**Stated exercise**.
Below is a listing to write out in full, exactly as given, without its pictures.
--- start ---
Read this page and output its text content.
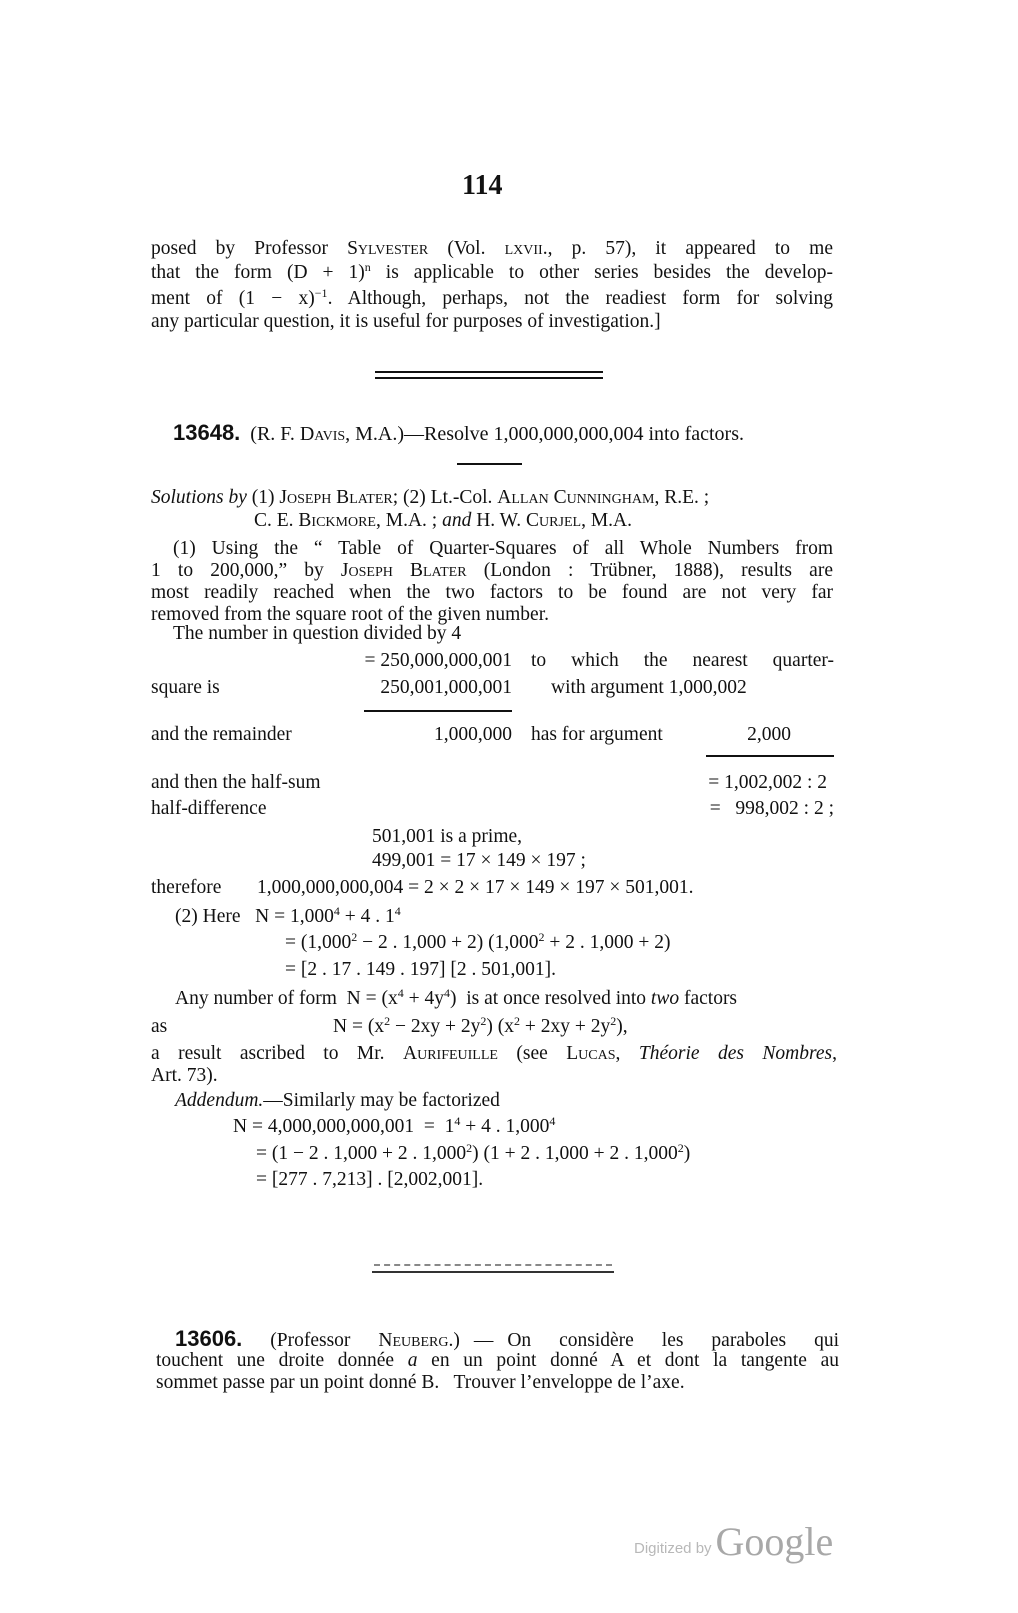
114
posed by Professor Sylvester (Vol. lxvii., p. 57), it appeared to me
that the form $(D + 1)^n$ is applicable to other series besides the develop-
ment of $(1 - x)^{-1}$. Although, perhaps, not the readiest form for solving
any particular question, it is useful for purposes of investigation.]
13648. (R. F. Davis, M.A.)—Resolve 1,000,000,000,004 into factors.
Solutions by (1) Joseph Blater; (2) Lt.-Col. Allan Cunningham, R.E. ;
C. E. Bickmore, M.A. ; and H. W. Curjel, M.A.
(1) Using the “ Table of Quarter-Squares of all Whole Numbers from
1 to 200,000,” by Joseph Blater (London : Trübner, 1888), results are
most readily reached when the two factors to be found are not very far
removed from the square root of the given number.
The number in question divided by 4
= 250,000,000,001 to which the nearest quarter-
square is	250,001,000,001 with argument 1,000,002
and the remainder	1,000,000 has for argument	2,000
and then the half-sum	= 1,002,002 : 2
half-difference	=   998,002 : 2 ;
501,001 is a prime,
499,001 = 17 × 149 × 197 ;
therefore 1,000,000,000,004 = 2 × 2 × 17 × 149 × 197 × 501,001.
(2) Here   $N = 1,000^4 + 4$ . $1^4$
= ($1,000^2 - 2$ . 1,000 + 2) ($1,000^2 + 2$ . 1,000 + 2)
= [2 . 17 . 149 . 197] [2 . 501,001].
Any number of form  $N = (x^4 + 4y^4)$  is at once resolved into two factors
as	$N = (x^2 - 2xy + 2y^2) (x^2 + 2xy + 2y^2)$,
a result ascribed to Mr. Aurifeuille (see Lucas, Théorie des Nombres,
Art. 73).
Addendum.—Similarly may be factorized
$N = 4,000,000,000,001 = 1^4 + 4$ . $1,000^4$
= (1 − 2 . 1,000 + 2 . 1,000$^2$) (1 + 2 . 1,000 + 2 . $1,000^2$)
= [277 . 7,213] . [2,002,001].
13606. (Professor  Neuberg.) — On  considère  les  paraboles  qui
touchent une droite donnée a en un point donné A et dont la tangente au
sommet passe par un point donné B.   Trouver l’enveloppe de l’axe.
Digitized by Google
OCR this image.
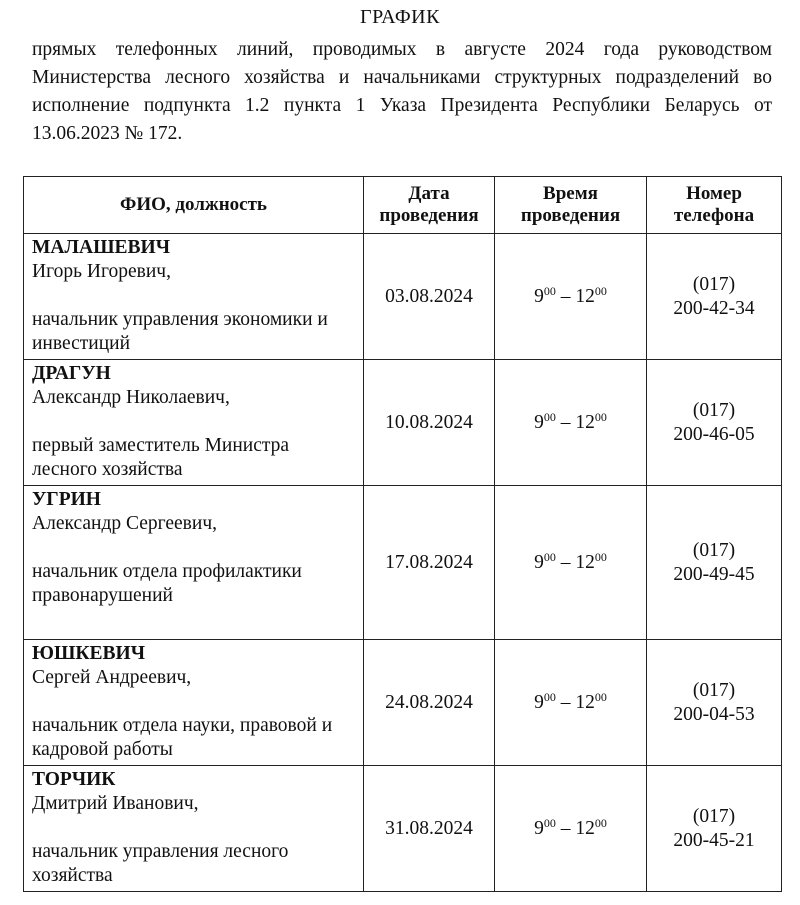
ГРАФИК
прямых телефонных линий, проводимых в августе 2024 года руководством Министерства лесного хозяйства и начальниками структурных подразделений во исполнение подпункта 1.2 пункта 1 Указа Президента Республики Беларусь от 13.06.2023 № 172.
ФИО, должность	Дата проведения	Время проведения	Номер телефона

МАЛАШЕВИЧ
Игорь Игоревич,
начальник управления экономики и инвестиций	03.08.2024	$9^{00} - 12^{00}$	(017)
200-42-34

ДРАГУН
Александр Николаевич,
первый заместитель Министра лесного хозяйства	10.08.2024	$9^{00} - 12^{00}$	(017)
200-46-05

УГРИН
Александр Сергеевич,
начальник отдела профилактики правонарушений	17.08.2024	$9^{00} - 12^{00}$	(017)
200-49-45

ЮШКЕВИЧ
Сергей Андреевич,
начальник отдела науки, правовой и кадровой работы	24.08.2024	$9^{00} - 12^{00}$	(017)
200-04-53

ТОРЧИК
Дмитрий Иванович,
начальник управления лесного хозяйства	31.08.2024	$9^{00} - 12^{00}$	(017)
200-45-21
--- end ---
**Result of this task**.
Read this page and output its text content.
114
posed by Professor Sylvester (Vol. lxvii., p. 57), it appeared to me
that the form $(D + 1)^n$ is applicable to other series besides the develop-
ment of $(1 - x)^{-1}$. Although, perhaps, not the readiest form for solving
any particular question, it is useful for purposes of investigation.]
13648. (R. F. Davis, M.A.)—Resolve 1,000,000,000,004 into factors.
Solutions by (1) Joseph Blater; (2) Lt.-Col. Allan Cunningham, R.E. ;
C. E. Bickmore, M.A. ; and H. W. Curjel, M.A.
(1) Using the “ Table of Quarter-Squares of all Whole Numbers from
1 to 200,000,” by Joseph Blater (London : Trübner, 1888), results are
most readily reached when the two factors to be found are not very far
removed from the square root of the given number.
The number in question divided by 4
= 250,000,000,001 to which the nearest quarter-
square is	250,001,000,001 with argument 1,000,002
and the remainder	1,000,000 has for argument	2,000
and then the half-sum	= 1,002,002 : 2
half-difference	=   998,002 : 2 ;
501,001 is a prime,
499,001 = 17 × 149 × 197 ;
therefore 1,000,000,000,004 = 2 × 2 × 17 × 149 × 197 × 501,001.
(2) Here   $N = 1,000^4 + 4$ . $1^4$
= ($1,000^2 - 2$ . 1,000 + 2) ($1,000^2 + 2$ . 1,000 + 2)
= [2 . 17 . 149 . 197] [2 . 501,001].
Any number of form  $N = (x^4 + 4y^4)$  is at once resolved into two factors
as	$N = (x^2 - 2xy + 2y^2) (x^2 + 2xy + 2y^2)$,
a result ascribed to Mr. Aurifeuille (see Lucas, Théorie des Nombres,
Art. 73).
Addendum.—Similarly may be factorized
$N = 4,000,000,000,001 = 1^4 + 4$ . $1,000^4$
= (1 − 2 . 1,000 + 2 . 1,000$^2$) (1 + 2 . 1,000 + 2 . $1,000^2$)
= [277 . 7,213] . [2,002,001].
13606. (Professor  Neuberg.) — On  considère  les  paraboles  qui
touchent une droite donnée a en un point donné A et dont la tangente au
sommet passe par un point donné B.   Trouver l’enveloppe de l’axe.
Digitized by Google
OCR this image.
ГРАФИК
прямых телефонных линий, проводимых в августе 2024 года руководством Министерства лесного хозяйства и начальниками структурных подразделений во исполнение подпункта 1.2 пункта 1 Указа Президента Республики Беларусь от 13.06.2023 № 172.
ФИО, должность	Дата проведения	Время проведения	Номер телефона

МАЛАШЕВИЧ
Игорь Игоревич,
начальник управления экономики и инвестиций	03.08.2024	$9^{00} - 12^{00}$	(017)
200-42-34

ДРАГУН
Александр Николаевич,
первый заместитель Министра лесного хозяйства	10.08.2024	$9^{00} - 12^{00}$	(017)
200-46-05

УГРИН
Александр Сергеевич,
начальник отдела профилактики правонарушений	17.08.2024	$9^{00} - 12^{00}$	(017)
200-49-45

ЮШКЕВИЧ
Сергей Андреевич,
начальник отдела науки, правовой и кадровой работы	24.08.2024	$9^{00} - 12^{00}$	(017)
200-04-53

ТОРЧИК
Дмитрий Иванович,
начальник управления лесного хозяйства	31.08.2024	$9^{00} - 12^{00}$	(017)
200-45-21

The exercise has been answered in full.